-- BEGIN Given entries --

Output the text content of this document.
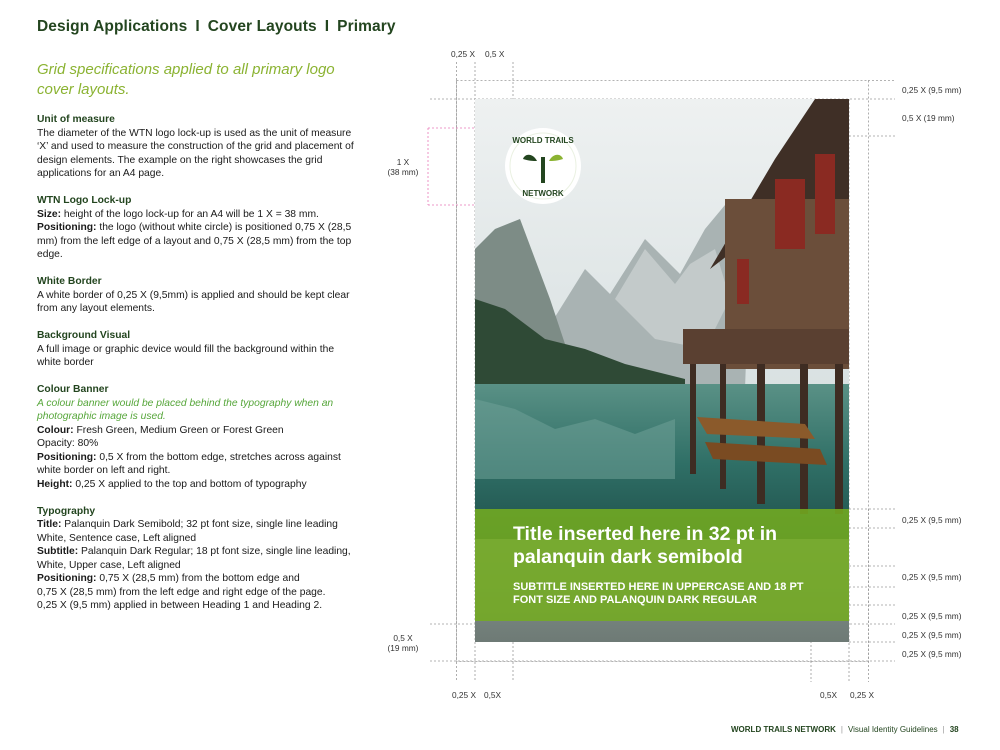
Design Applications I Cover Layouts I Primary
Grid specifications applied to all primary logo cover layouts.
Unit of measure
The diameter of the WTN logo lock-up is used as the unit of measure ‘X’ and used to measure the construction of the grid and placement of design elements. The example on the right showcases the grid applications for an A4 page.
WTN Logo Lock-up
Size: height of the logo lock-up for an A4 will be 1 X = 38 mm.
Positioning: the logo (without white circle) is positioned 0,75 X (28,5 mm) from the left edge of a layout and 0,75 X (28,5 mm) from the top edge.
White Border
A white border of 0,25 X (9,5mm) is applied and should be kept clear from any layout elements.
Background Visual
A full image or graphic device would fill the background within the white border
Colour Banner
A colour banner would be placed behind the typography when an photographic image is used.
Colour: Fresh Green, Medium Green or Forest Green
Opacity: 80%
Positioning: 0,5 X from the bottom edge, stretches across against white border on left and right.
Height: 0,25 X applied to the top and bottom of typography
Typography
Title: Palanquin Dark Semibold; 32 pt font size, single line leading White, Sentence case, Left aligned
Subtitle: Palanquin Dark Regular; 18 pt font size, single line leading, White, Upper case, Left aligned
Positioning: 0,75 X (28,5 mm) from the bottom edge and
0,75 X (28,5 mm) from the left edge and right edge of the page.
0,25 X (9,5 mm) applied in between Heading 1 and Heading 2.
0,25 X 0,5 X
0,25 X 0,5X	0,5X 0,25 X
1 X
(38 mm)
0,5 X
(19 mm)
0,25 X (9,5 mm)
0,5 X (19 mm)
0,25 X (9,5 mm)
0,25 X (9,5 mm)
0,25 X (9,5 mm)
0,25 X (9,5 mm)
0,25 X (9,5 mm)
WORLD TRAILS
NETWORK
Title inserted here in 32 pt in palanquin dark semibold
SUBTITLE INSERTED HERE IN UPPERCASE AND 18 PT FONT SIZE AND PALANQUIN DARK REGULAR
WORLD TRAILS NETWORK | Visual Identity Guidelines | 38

-- END Given entries --

Copy the records above exactly. The pictures are not part of the copy.

Output the text content of this document.
Design Applications I Cover Layouts I Primary
Grid specifications applied to all primary logo cover layouts.
Unit of measure
The diameter of the WTN logo lock-up is used as the unit of measure ‘X’ and used to measure the construction of the grid and placement of design elements. The example on the right showcases the grid applications for an A4 page.
WTN Logo Lock-up
Size: height of the logo lock-up for an A4 will be 1 X = 38 mm.
Positioning: the logo (without white circle) is positioned 0,75 X (28,5 mm) from the left edge of a layout and 0,75 X (28,5 mm) from the top edge.
White Border
A white border of 0,25 X (9,5mm) is applied and should be kept clear from any layout elements.
Background Visual
A full image or graphic device would fill the background within the white border
Colour Banner
A colour banner would be placed behind the typography when an photographic image is used.
Colour: Fresh Green, Medium Green or Forest Green
Opacity: 80%
Positioning: 0,5 X from the bottom edge, stretches across against white border on left and right.
Height: 0,25 X applied to the top and bottom of typography
Typography
Title: Palanquin Dark Semibold; 32 pt font size, single line leading White, Sentence case, Left aligned
Subtitle: Palanquin Dark Regular; 18 pt font size, single line leading, White, Upper case, Left aligned
Positioning: 0,75 X (28,5 mm) from the bottom edge and
0,75 X (28,5 mm) from the left edge and right edge of the page.
0,25 X (9,5 mm) applied in between Heading 1 and Heading 2.
0,25 X 0,5 X
0,25 X 0,5X	0,5X 0,25 X
1 X
(38 mm)
0,5 X
(19 mm)
0,25 X (9,5 mm)
0,5 X (19 mm)
0,25 X (9,5 mm)
0,25 X (9,5 mm)
0,25 X (9,5 mm)
0,25 X (9,5 mm)
0,25 X (9,5 mm)
WORLD TRAILS
NETWORK
Title inserted here in 32 pt in palanquin dark semibold
SUBTITLE INSERTED HERE IN UPPERCASE AND 18 PT FONT SIZE AND PALANQUIN DARK REGULAR
WORLD TRAILS NETWORK | Visual Identity Guidelines | 38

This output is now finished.